Exercise goal: Select and reproduce each line of the listing below that bears the string "Site".
=== Data rows ===
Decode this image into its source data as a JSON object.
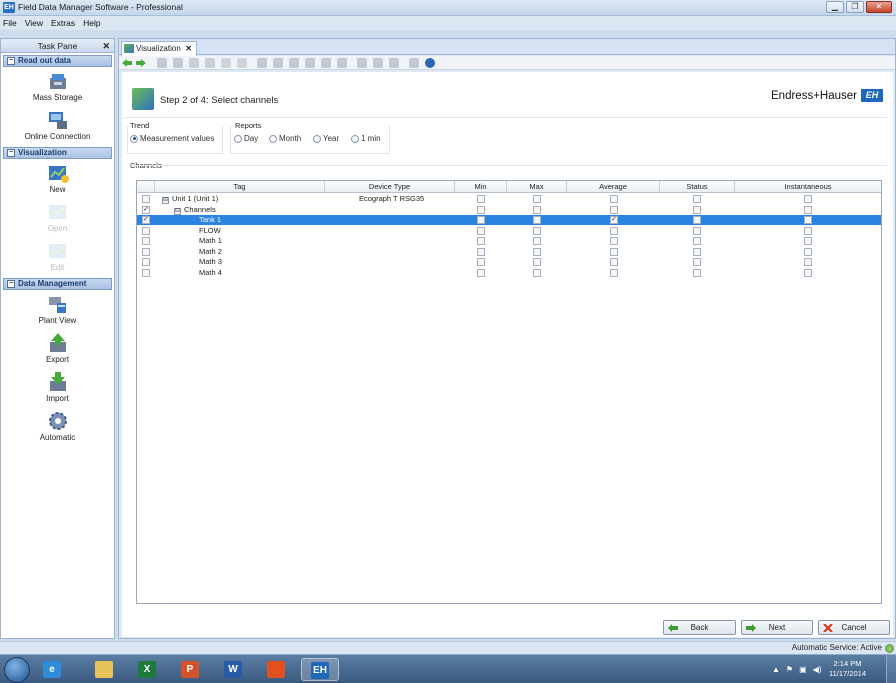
{
  "window": {
    "title": "Field Data Manager Software - Professional",
    "app_icon": "EH",
    "minimize": "▁",
    "maximize": "❐",
    "close": "✕"
  },
  "menu": [
    "File",
    "View",
    "Extras",
    "Help"
  ],
  "taskpane": {
    "title": "Task Pane",
    "close": "✕",
    "sections": [
      {
        "label": "Read out data",
        "collapse": "−",
        "items": [
          {
            "label": "Mass Storage",
            "icon": "mass-storage-icon"
          },
          {
            "label": "Online Connection",
            "icon": "online-connection-icon"
          }
        ]
      },
      {
        "label": "Visualization",
        "collapse": "−",
        "items": [
          {
            "label": "New",
            "icon": "new-visualization-icon"
          },
          {
            "label": "Open",
            "icon": "open-visualization-icon"
          },
          {
            "label": "Edit",
            "icon": "edit-visualization-icon"
          }
        ]
      },
      {
        "label": "Data Management",
        "collapse": "−",
        "items": [
          {
            "label": "Plant View",
            "icon": "plant-view-icon"
          },
          {
            "label": "Export",
            "icon": "export-icon"
          },
          {
            "label": "Import",
            "icon": "import-icon"
          },
          {
            "label": "Automatic",
            "icon": "automatic-gear-icon"
          }
        ]
      }
    ]
  },
  "doc_tab": {
    "label": "Visualization",
    "close": "✕"
  },
  "wizard": {
    "step_title": "Step 2 of 4: Select channels",
    "brand_text": "Endress+Hauser",
    "brand_logo": "EH",
    "trend": {
      "label": "Trend",
      "options": [
        {
          "label": "Measurement values",
          "selected": true
        }
      ]
    },
    "reports": {
      "label": "Reports",
      "options": [
        {
          "label": "Day",
          "selected": false
        },
        {
          "label": "Month",
          "selected": false
        },
        {
          "label": "Year",
          "selected": false
        },
        {
          "label": "1 min",
          "selected": false
        }
      ]
    },
    "channels_label": "Channels"
  },
  "grid": {
    "columns": [
      "Tag",
      "Device Type",
      "Min",
      "Max",
      "Average",
      "Status",
      "Instantaneous"
    ],
    "rows": [
      {
        "check": false,
        "expander": "⊟",
        "tag": "Unit 1 (Unit 1)",
        "device": "Ecograph T RSG35",
        "min": false,
        "max": false,
        "avg": false,
        "status": false,
        "inst": false,
        "level": 0
      },
      {
        "check": true,
        "expander": "⊟",
        "tag": "Channels",
        "device": "",
        "min": false,
        "max": false,
        "avg": false,
        "status": false,
        "inst": false,
        "level": 1
      },
      {
        "check": true,
        "expander": "",
        "tag": "Tank 1",
        "device": "",
        "min": false,
        "max": false,
        "avg": true,
        "status": false,
        "inst": false,
        "level": 2,
        "selected": true
      },
      {
        "check": false,
        "expander": "",
        "tag": "FLOW",
        "device": "",
        "min": false,
        "max": false,
        "avg": false,
        "status": false,
        "inst": false,
        "level": 2
      },
      {
        "check": false,
        "expander": "",
        "tag": "Math 1",
        "device": "",
        "min": false,
        "max": false,
        "avg": false,
        "status": false,
        "inst": false,
        "level": 2
      },
      {
        "check": false,
        "expander": "",
        "tag": "Math 2",
        "device": "",
        "min": false,
        "max": false,
        "avg": false,
        "status": false,
        "inst": false,
        "level": 2
      },
      {
        "check": false,
        "expander": "",
        "tag": "Math 3",
        "device": "",
        "min": false,
        "max": false,
        "avg": false,
        "status": false,
        "inst": false,
        "level": 2
      },
      {
        "check": false,
        "expander": "",
        "tag": "Math 4",
        "device": "",
        "min": false,
        "max": false,
        "avg": false,
        "status": false,
        "inst": false,
        "level": 2
      }
    ]
  },
  "buttons": {
    "back": "Back",
    "next": "Next",
    "cancel": "Cancel"
  },
  "status": {
    "text": "Automatic Service: Active"
  },
  "taskbar": {
    "apps": [
      {
        "name": "internet-explorer-icon",
        "glyph": "e",
        "color": "#2f8ad8"
      },
      {
        "name": "file-explorer-icon",
        "glyph": "",
        "color": "#e8c35a"
      },
      {
        "name": "excel-icon",
        "glyph": "X",
        "color": "#1e7a3b"
      },
      {
        "name": "powerpoint-icon",
        "glyph": "P",
        "color": "#d2522b"
      },
      {
        "name": "word-icon",
        "glyph": "W",
        "color": "#2a5ba8"
      },
      {
        "name": "office-icon",
        "glyph": "",
        "color": "#e2501f"
      },
      {
        "name": "field-data-manager-icon",
        "glyph": "EH",
        "color": "#1f67b9"
      }
    ],
    "time": "2:14 PM",
    "date": "11/17/2014"
  },
  "colors": {
    "accent": "#2a83df",
    "brand": "#1f67b9",
    "section": "#1c3d73"
  }
}
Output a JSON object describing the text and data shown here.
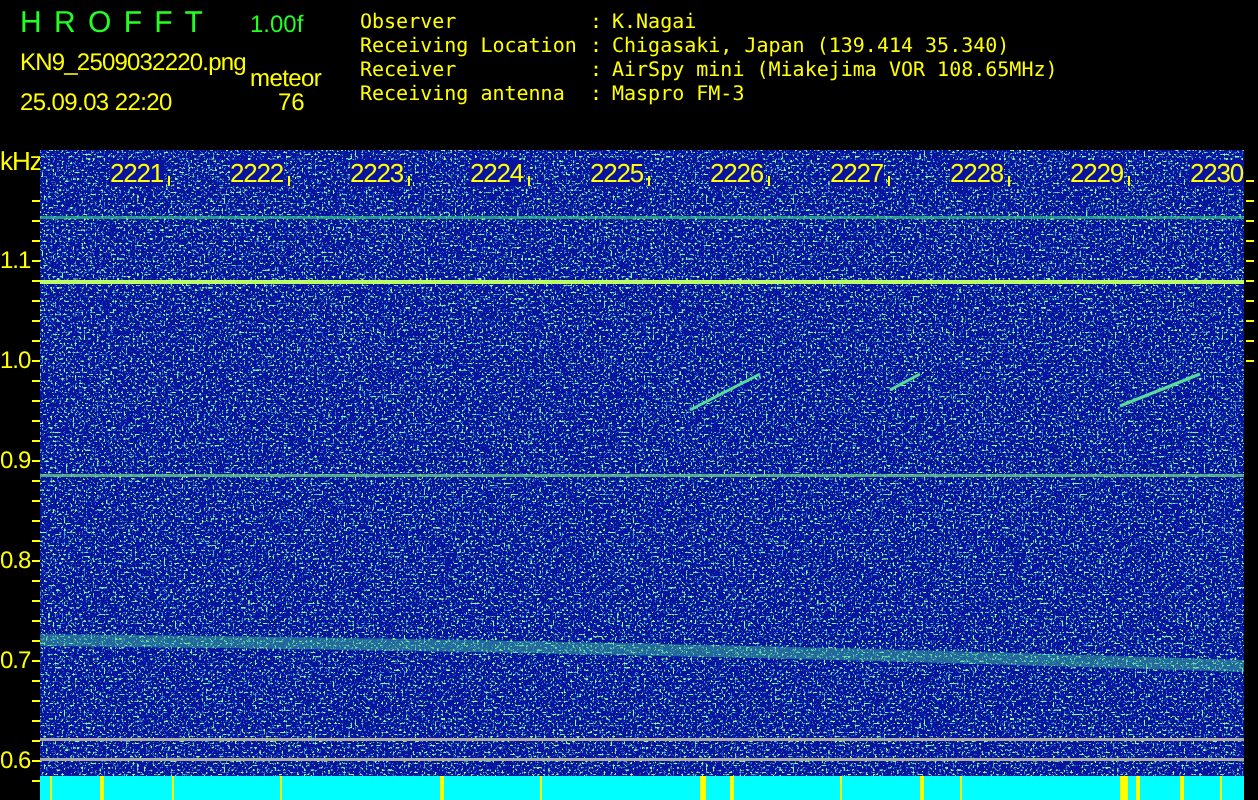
{
  "header": {
    "title": "H R O F F T",
    "version": "1.00f",
    "filename": "KN9_2509032220.png",
    "datetime": "25.09.03 22:20",
    "count_label": "meteor",
    "count": "76",
    "info": [
      {
        "label": "Observer",
        "separator": ":",
        "value": "K.Nagai"
      },
      {
        "label": "Receiving Location",
        "separator": ":",
        "value": "Chigasaki, Japan (139.414 35.340)"
      },
      {
        "label": "Receiver",
        "separator": ":",
        "value": "AirSpy mini (Miakejima VOR 108.65MHz)"
      },
      {
        "label": "Receiving antenna",
        "separator": ":",
        "value": "Maspro FM-3"
      }
    ]
  },
  "spectrogram": {
    "unit": "kHz",
    "freq_labels": [
      "1.1",
      "1.0",
      "0.9",
      "0.8",
      "0.7",
      "0.6"
    ],
    "time_labels": [
      "2221",
      "2222",
      "2223",
      "2224",
      "2225",
      "2226",
      "2227",
      "2228",
      "2229",
      "2230"
    ]
  }
}
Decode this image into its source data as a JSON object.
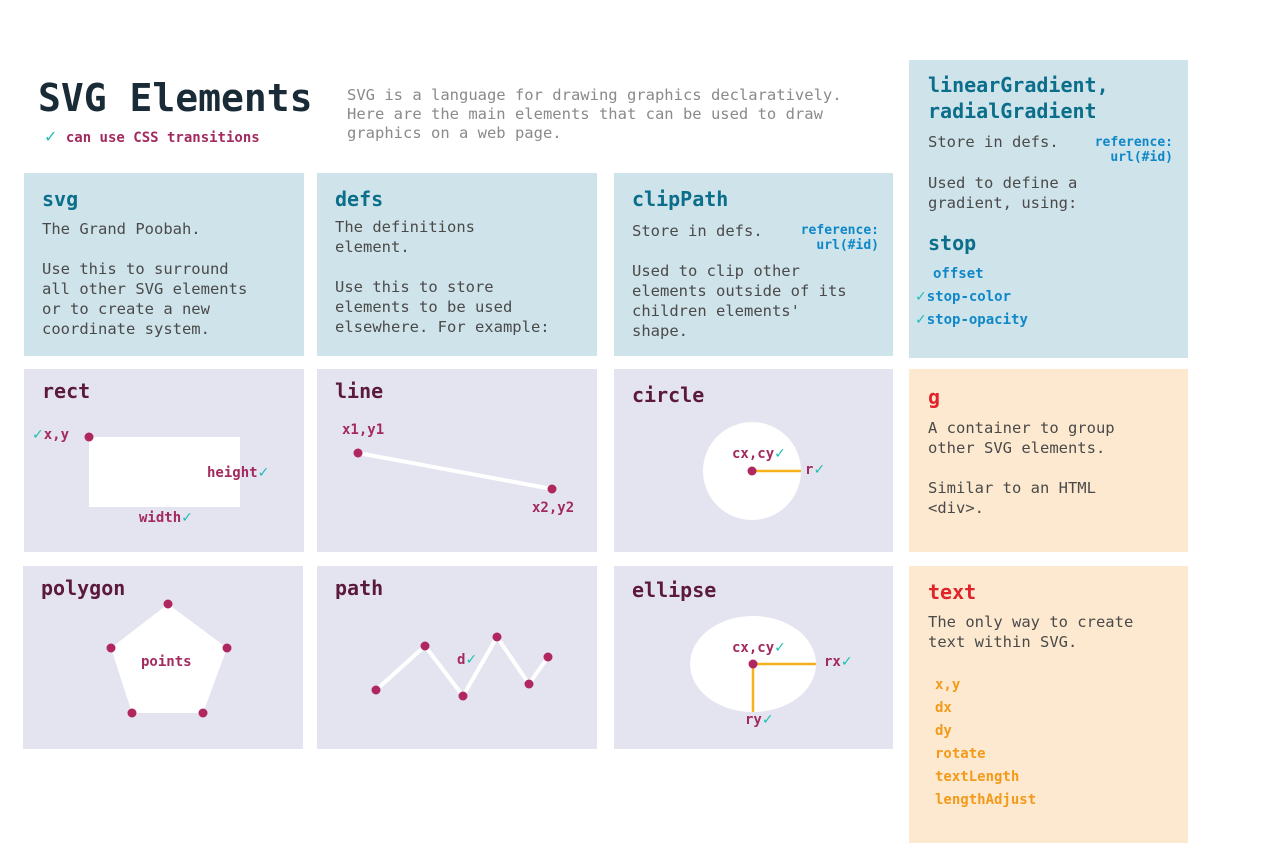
{
  "header": {
    "title": "SVG Elements",
    "css_note": "can use CSS transitions",
    "intro": [
      "SVG is a language for drawing graphics declaratively.",
      "Here are the main elements that can be used to draw",
      "graphics on a web page."
    ]
  },
  "cards": {
    "svg": {
      "title": "svg",
      "lines": [
        "The Grand Poobah.",
        "",
        "Use this to surround",
        "all other SVG elements",
        "or to create a new",
        "coordinate system."
      ]
    },
    "defs": {
      "title": "defs",
      "lines": [
        "The definitions",
        "element.",
        "",
        "Use this to store",
        "elements to be used",
        "elsewhere. For example:"
      ]
    },
    "clippath": {
      "title": "clipPath",
      "store": "Store in defs.",
      "reference": [
        "reference:",
        "url(#id)"
      ],
      "lines": [
        "Used to clip other",
        "elements outside of its",
        "children elements'",
        "shape."
      ]
    },
    "gradient": {
      "title": [
        "linearGradient,",
        "radialGradient"
      ],
      "store": "Store in defs.",
      "reference": [
        "reference:",
        "url(#id)"
      ],
      "lines": [
        "Used to define a",
        "gradient, using:"
      ],
      "stop_title": "stop",
      "stop_attrs": [
        "offset",
        "stop-color",
        "stop-opacity"
      ]
    },
    "rect": {
      "title": "rect",
      "xy": "x,y",
      "height": "height",
      "width": "width"
    },
    "line": {
      "title": "line",
      "p1": "x1,y1",
      "p2": "x2,y2"
    },
    "circle": {
      "title": "circle",
      "center": "cx,cy",
      "r": "r"
    },
    "g": {
      "title": "g",
      "lines": [
        "A container to group",
        "other SVG elements.",
        "",
        "Similar to an HTML",
        "<div>."
      ]
    },
    "polygon": {
      "title": "polygon",
      "points": "points"
    },
    "path": {
      "title": "path",
      "d": "d"
    },
    "ellipse": {
      "title": "ellipse",
      "center": "cx,cy",
      "rx": "rx",
      "ry": "ry"
    },
    "text": {
      "title": "text",
      "lines": [
        "The only way to create",
        "text within SVG."
      ],
      "attrs": [
        "x,y",
        "dx",
        "dy",
        "rotate",
        "textLength",
        "lengthAdjust"
      ]
    }
  },
  "colors": {
    "blue_card": "#cfe3ea",
    "lavender_card": "#e4e4f1",
    "peach_card": "#fde9cf",
    "dot": "#b0265e",
    "check": "#1fbfb3",
    "orange": "#f5b21b",
    "teal_heading": "#0b6e8a",
    "plum_heading": "#5c1a3b",
    "red_heading": "#e1232b"
  },
  "icons": {
    "check": "check-icon"
  }
}
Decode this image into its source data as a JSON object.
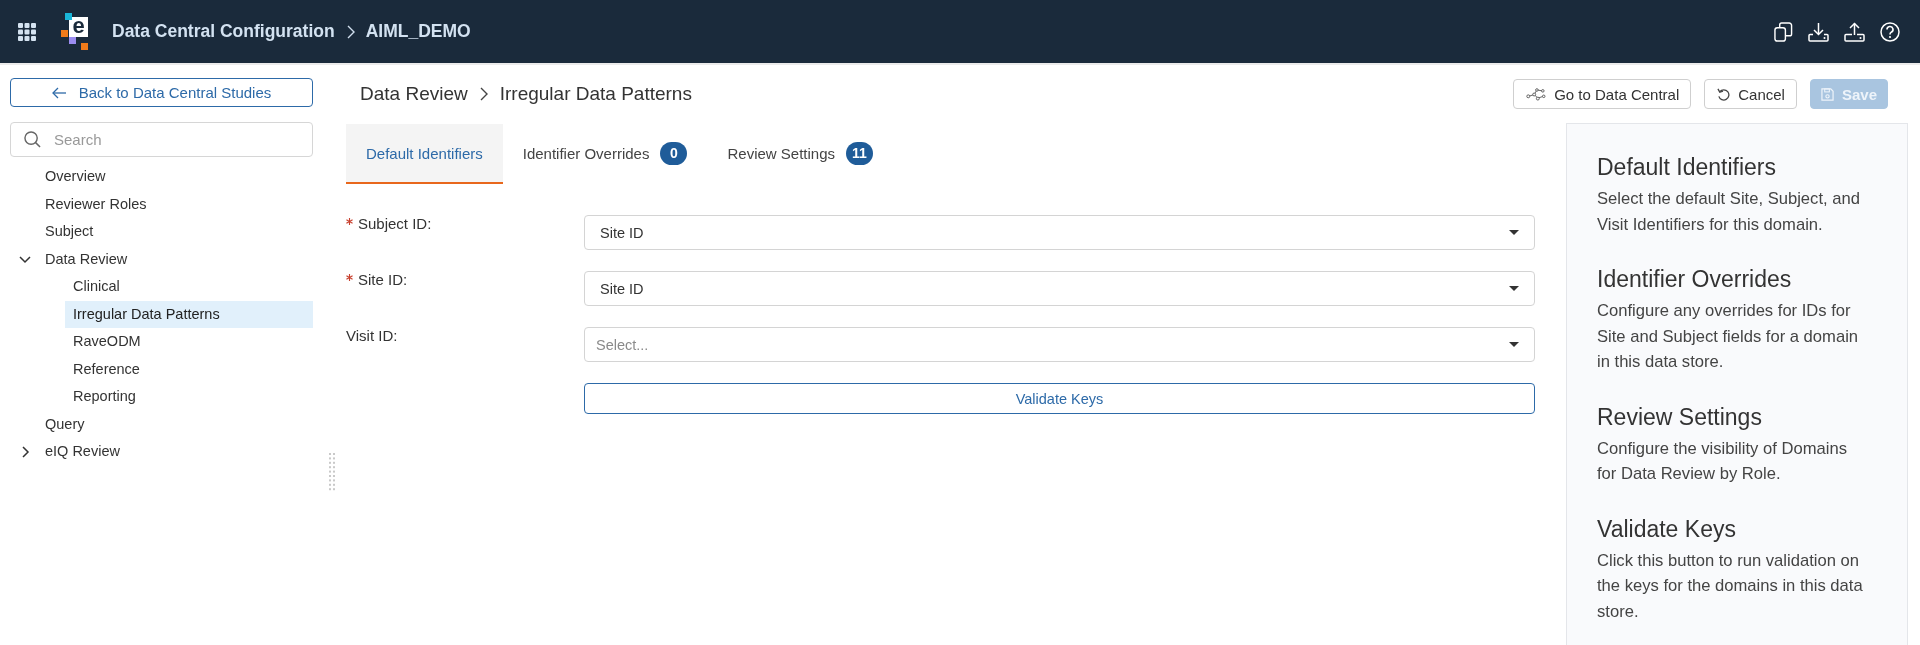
{
  "header": {
    "logo_text": "e",
    "title": "Data Central Configuration",
    "study": "AIML_DEMO"
  },
  "sidebar": {
    "back_button": "Back to Data Central Studies",
    "search": {
      "placeholder": "Search"
    },
    "tree": [
      {
        "label": "Overview",
        "selected": false
      },
      {
        "label": "Reviewer Roles",
        "selected": false
      },
      {
        "label": "Subject",
        "selected": false
      },
      {
        "label": "Data Review",
        "selected": false,
        "expanded": true,
        "children": [
          {
            "label": "Clinical",
            "selected": false
          },
          {
            "label": "Irregular Data Patterns",
            "selected": true
          },
          {
            "label": "RaveODM",
            "selected": false
          },
          {
            "label": "Reference",
            "selected": false
          },
          {
            "label": "Reporting",
            "selected": false
          }
        ]
      },
      {
        "label": "Query",
        "selected": false
      },
      {
        "label": "eIQ Review",
        "selected": false,
        "expanded": false
      }
    ]
  },
  "page": {
    "breadcrumb": [
      "Data Review",
      "Irregular Data Patterns"
    ],
    "actions": [
      {
        "kind": "goto",
        "label": "Go to Data Central",
        "disabled": false
      },
      {
        "kind": "cancel",
        "label": "Cancel",
        "disabled": false
      },
      {
        "kind": "save",
        "label": "Save",
        "disabled": true
      }
    ]
  },
  "tabs": [
    {
      "label": "Default Identifiers",
      "selected": true
    },
    {
      "label": "Identifier Overrides",
      "count": "0",
      "selected": false
    },
    {
      "label": "Review Settings",
      "count": "11",
      "selected": false
    }
  ],
  "form": {
    "fields": [
      {
        "label": "Subject ID:",
        "required": true,
        "value": "Site ID"
      },
      {
        "label": "Site ID:",
        "required": true,
        "value": "Site ID"
      },
      {
        "label": "Visit ID:",
        "required": false,
        "placeholder": "Select..."
      }
    ],
    "validate_button": "Validate Keys"
  },
  "help_panel": {
    "sections": [
      {
        "title": "Default Identifiers",
        "text": "Select the default Site, Subject, and Visit Identifiers for this domain."
      },
      {
        "title": "Identifier Overrides",
        "text": "Configure any overrides for IDs for Site and Subject fields for a domain in this data store."
      },
      {
        "title": "Review Settings",
        "text": "Configure the visibility of Domains for Data Review by Role."
      },
      {
        "title": "Validate Keys",
        "text": "Click this button to run validation on the keys for the domains in this data store."
      }
    ]
  }
}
===
Correct result:
        "value": "Site ID"
        "label": "Site ID:",
        "value": "Site ID"
        "text": "Select the default Site, Subject, and Visit Identifiers for this domain."
        "text": "Configure any overrides for IDs for Site and Subject fields for a domain in this data store."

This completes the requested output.